Rewrite the lines in each of the records below as a numbered list, and leave out any blank lines.

-- Start of AVAILABLE RECORDS --

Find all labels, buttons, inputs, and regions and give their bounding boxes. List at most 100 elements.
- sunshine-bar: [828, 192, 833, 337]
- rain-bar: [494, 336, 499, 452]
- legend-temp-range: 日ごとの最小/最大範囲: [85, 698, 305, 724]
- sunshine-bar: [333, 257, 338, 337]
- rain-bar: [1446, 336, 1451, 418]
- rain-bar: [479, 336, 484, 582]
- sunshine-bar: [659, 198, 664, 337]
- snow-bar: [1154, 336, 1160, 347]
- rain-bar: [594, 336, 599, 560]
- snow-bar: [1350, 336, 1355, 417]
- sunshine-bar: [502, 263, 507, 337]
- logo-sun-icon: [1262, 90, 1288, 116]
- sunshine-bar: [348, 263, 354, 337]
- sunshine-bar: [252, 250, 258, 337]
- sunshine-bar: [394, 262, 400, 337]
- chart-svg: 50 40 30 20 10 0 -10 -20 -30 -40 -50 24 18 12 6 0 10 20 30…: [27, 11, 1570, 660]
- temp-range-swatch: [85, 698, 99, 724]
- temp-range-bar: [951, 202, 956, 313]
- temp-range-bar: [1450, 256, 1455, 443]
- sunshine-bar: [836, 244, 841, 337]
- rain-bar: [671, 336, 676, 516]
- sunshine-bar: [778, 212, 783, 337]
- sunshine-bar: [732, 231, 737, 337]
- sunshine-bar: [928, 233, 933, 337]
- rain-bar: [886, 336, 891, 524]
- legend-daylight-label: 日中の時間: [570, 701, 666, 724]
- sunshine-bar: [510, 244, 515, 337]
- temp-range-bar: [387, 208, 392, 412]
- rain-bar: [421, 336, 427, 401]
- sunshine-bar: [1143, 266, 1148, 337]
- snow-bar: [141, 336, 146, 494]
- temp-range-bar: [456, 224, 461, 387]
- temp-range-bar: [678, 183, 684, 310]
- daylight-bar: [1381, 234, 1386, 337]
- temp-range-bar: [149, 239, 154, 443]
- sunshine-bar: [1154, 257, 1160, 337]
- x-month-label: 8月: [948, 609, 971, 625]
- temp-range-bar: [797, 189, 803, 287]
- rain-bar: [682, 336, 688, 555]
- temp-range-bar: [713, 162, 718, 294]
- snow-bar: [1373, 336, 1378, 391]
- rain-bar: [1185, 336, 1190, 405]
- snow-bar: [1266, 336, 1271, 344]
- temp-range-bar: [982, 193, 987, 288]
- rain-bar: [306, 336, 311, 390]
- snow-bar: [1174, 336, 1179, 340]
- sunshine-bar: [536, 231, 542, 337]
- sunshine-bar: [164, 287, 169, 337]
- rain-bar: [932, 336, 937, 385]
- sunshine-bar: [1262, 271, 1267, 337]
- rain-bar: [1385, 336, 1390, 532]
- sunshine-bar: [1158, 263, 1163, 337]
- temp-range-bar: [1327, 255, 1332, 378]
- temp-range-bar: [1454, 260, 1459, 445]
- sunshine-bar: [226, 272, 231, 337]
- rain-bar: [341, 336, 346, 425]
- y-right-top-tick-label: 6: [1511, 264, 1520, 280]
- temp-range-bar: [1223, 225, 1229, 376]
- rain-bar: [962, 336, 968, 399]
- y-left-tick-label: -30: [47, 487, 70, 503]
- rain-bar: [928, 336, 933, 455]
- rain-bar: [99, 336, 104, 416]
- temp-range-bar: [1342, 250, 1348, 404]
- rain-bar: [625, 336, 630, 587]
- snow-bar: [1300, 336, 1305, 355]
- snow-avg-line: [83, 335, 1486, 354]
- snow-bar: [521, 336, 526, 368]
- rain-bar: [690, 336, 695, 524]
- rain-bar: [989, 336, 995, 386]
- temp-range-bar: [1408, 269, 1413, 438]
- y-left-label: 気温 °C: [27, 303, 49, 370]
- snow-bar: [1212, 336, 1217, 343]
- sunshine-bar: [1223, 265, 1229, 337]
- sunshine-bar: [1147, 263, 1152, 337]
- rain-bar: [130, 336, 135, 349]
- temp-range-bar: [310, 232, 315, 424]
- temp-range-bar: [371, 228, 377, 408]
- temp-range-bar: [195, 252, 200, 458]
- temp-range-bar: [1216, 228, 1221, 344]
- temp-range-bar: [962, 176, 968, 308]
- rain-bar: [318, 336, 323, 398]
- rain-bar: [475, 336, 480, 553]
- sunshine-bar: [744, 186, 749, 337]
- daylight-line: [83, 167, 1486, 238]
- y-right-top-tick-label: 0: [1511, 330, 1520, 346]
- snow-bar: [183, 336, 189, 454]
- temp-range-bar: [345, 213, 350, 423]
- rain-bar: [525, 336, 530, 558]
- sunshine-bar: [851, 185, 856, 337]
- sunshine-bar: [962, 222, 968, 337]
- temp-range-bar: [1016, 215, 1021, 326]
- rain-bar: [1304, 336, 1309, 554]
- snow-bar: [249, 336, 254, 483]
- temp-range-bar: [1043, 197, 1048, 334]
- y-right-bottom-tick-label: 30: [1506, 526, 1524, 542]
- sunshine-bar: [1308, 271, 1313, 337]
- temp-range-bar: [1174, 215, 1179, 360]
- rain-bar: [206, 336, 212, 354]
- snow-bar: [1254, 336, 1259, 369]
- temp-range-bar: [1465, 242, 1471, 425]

-- End of AVAILABLE RECORDS --

▸ **FINISHED EXERCISE**
1. Find all labels, buttons, inputs, and regions and give their bounding boxes. List at most 100 elements.
2. - sunshine-bar: [828, 192, 833, 337]
3. - rain-bar: [494, 336, 499, 452]
4. - legend-temp-range: 日ごとの最小/最大範囲: [85, 698, 305, 724]
5. - sunshine-bar: [333, 257, 338, 337]
6. - rain-bar: [1446, 336, 1451, 418]
7. - rain-bar: [479, 336, 484, 582]
8. - sunshine-bar: [659, 198, 664, 337]
9. - snow-bar: [1154, 336, 1160, 347]
10. - rain-bar: [594, 336, 599, 560]
11. - snow-bar: [1350, 336, 1355, 417]
12. - sunshine-bar: [502, 263, 507, 337]
13. - logo-sun-icon: [1262, 90, 1288, 116]
14. - sunshine-bar: [348, 263, 354, 337]
15. - sunshine-bar: [252, 250, 258, 337]
16. - sunshine-bar: [394, 262, 400, 337]
17. - chart-svg: 50 40 30 20 10 0 -10 -20 -30 -40 -50 24 18 12 6 0 10 20 30…: [27, 11, 1570, 660]
18. - temp-range-swatch: [85, 698, 99, 724]
19. - temp-range-bar: [951, 202, 956, 313]
20. - temp-range-bar: [1450, 256, 1455, 443]
21. - sunshine-bar: [836, 244, 841, 337]
22. - rain-bar: [671, 336, 676, 516]
23. - sunshine-bar: [778, 212, 783, 337]
24. - sunshine-bar: [732, 231, 737, 337]
25. - sunshine-bar: [928, 233, 933, 337]
26. - rain-bar: [886, 336, 891, 524]
27. - legend-daylight-label: 日中の時間: [570, 701, 666, 724]
28. - sunshine-bar: [510, 244, 515, 337]
29. - temp-range-bar: [387, 208, 392, 412]
30. - rain-bar: [421, 336, 427, 401]
31. - sunshine-bar: [1143, 266, 1148, 337]
32. - snow-bar: [141, 336, 146, 494]
33. - temp-range-bar: [456, 224, 461, 387]
34. - temp-range-bar: [678, 183, 684, 310]
35. - daylight-bar: [1381, 234, 1386, 337]
36. - temp-range-bar: [149, 239, 154, 443]
37. - sunshine-bar: [1154, 257, 1160, 337]
38. - x-month-label: 8月: [948, 609, 971, 625]
39. - temp-range-bar: [797, 189, 803, 287]
40. - rain-bar: [682, 336, 688, 555]
41. - temp-range-bar: [713, 162, 718, 294]
42. - snow-bar: [1373, 336, 1378, 391]
43. - rain-bar: [1185, 336, 1190, 405]
44. - snow-bar: [1266, 336, 1271, 344]
45. - temp-range-bar: [982, 193, 987, 288]
46. - rain-bar: [306, 336, 311, 390]
47. - snow-bar: [1174, 336, 1179, 340]
48. - sunshine-bar: [536, 231, 542, 337]
49. - sunshine-bar: [164, 287, 169, 337]
50. - rain-bar: [932, 336, 937, 385]
51. - sunshine-bar: [1262, 271, 1267, 337]
52. - rain-bar: [1385, 336, 1390, 532]
53. - sunshine-bar: [1158, 263, 1163, 337]
54. - temp-range-bar: [1327, 255, 1332, 378]
55. - temp-range-bar: [1454, 260, 1459, 445]
56. - sunshine-bar: [226, 272, 231, 337]
57. - rain-bar: [341, 336, 346, 425]
58. - y-right-top-tick-label: 6: [1511, 264, 1520, 280]
59. - temp-range-bar: [1223, 225, 1229, 376]
60. - rain-bar: [962, 336, 968, 399]
61. - y-left-tick-label: -30: [47, 487, 70, 503]
62. - rain-bar: [928, 336, 933, 455]
63. - rain-bar: [99, 336, 104, 416]
64. - temp-range-bar: [1342, 250, 1348, 404]
65. - rain-bar: [625, 336, 630, 587]
66. - snow-bar: [1300, 336, 1305, 355]
67. - snow-avg-line: [83, 335, 1486, 354]
68. - snow-bar: [521, 336, 526, 368]
69. - rain-bar: [690, 336, 695, 524]
70. - rain-bar: [989, 336, 995, 386]
71. - temp-range-bar: [1408, 269, 1413, 438]
72. - y-left-label: 気温 °C: [27, 303, 49, 370]
73. - snow-bar: [1212, 336, 1217, 343]
74. - sunshine-bar: [1223, 265, 1229, 337]
75. - sunshine-bar: [1147, 263, 1152, 337]
76. - rain-bar: [130, 336, 135, 349]
77. - temp-range-bar: [310, 232, 315, 424]
78. - temp-range-bar: [371, 228, 377, 408]
79. - temp-range-bar: [195, 252, 200, 458]
80. - temp-range-bar: [1216, 228, 1221, 344]
81. - temp-range-bar: [962, 176, 968, 308]
82. - rain-bar: [318, 336, 323, 398]
83. - rain-bar: [475, 336, 480, 553]
84. - sunshine-bar: [744, 186, 749, 337]
85. - daylight-line: [83, 167, 1486, 238]
86. - y-right-top-tick-label: 0: [1511, 330, 1520, 346]
87. - snow-bar: [183, 336, 189, 454]
88. - temp-range-bar: [345, 213, 350, 423]
89. - rain-bar: [525, 336, 530, 558]
90. - sunshine-bar: [851, 185, 856, 337]
91. - sunshine-bar: [962, 222, 968, 337]
92. - temp-range-bar: [1016, 215, 1021, 326]
93. - rain-bar: [1304, 336, 1309, 554]
94. - snow-bar: [249, 336, 254, 483]
95. - temp-range-bar: [1043, 197, 1048, 334]
96. - y-right-bottom-tick-label: 30: [1506, 526, 1524, 542]
97. - sunshine-bar: [1308, 271, 1313, 337]
98. - temp-range-bar: [1174, 215, 1179, 360]
99. - rain-bar: [206, 336, 212, 354]
100. - snow-bar: [1254, 336, 1259, 369]
101. - temp-range-bar: [1465, 242, 1471, 425]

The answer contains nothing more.